## WHAT IS NEEDED
Send back the entries below exactly as they appear.

## DATA TO PROCESS
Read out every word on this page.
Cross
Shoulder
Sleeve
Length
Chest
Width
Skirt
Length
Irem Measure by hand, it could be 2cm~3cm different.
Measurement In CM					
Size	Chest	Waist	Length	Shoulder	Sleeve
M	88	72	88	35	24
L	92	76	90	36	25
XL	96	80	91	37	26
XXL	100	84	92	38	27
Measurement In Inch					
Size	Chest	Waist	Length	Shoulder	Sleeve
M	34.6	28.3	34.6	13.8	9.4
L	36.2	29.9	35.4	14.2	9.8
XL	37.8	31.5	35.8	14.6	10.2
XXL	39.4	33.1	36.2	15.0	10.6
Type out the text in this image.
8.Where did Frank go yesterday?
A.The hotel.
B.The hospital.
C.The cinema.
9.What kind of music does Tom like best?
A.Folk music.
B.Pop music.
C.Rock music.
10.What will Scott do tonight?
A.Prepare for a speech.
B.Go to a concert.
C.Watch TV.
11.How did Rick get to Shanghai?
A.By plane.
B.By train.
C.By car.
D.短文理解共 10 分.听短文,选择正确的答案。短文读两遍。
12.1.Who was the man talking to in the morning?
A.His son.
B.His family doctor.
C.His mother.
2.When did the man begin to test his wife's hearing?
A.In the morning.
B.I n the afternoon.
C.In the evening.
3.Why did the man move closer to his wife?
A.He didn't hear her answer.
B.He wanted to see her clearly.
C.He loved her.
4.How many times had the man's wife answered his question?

## COMPLETE OUTPUT
Read out every word on this page.
Cross
Shoulder
Sleeve
Length
Chest
Width
Skirt
Length
Irem Measure by hand, it could be 2cm~3cm different.
Measurement In CM					
Size	Chest	Waist	Length	Shoulder	Sleeve
M	88	72	88	35	24
L	92	76	90	36	25
XL	96	80	91	37	26
XXL	100	84	92	38	27
Measurement In Inch					
Size	Chest	Waist	Length	Shoulder	Sleeve
M	34.6	28.3	34.6	13.8	9.4
L	36.2	29.9	35.4	14.2	9.8
XL	37.8	31.5	35.8	14.6	10.2
XXL	39.4	33.1	36.2	15.0	10.6
Type out the text in this image.
8.Where did Frank go yesterday?
A.The hotel.
B.The hospital.
C.The cinema.
9.What kind of music does Tom like best?
A.Folk music.
B.Pop music.
C.Rock music.
10.What will Scott do tonight?
A.Prepare for a speech.
B.Go to a concert.
C.Watch TV.
11.How did Rick get to Shanghai?
A.By plane.
B.By train.
C.By car.
D.短文理解共 10 分.听短文,选择正确的答案。短文读两遍。
12.1.Who was the man talking to in the morning?
A.His son.
B.His family doctor.
C.His mother.
2.When did the man begin to test his wife's hearing?
A.In the morning.
B.I n the afternoon.
C.In the evening.
3.Why did the man move closer to his wife?
A.He didn't hear her answer.
B.He wanted to see her clearly.
C.He loved her.
4.How many times had the man's wife answered his question?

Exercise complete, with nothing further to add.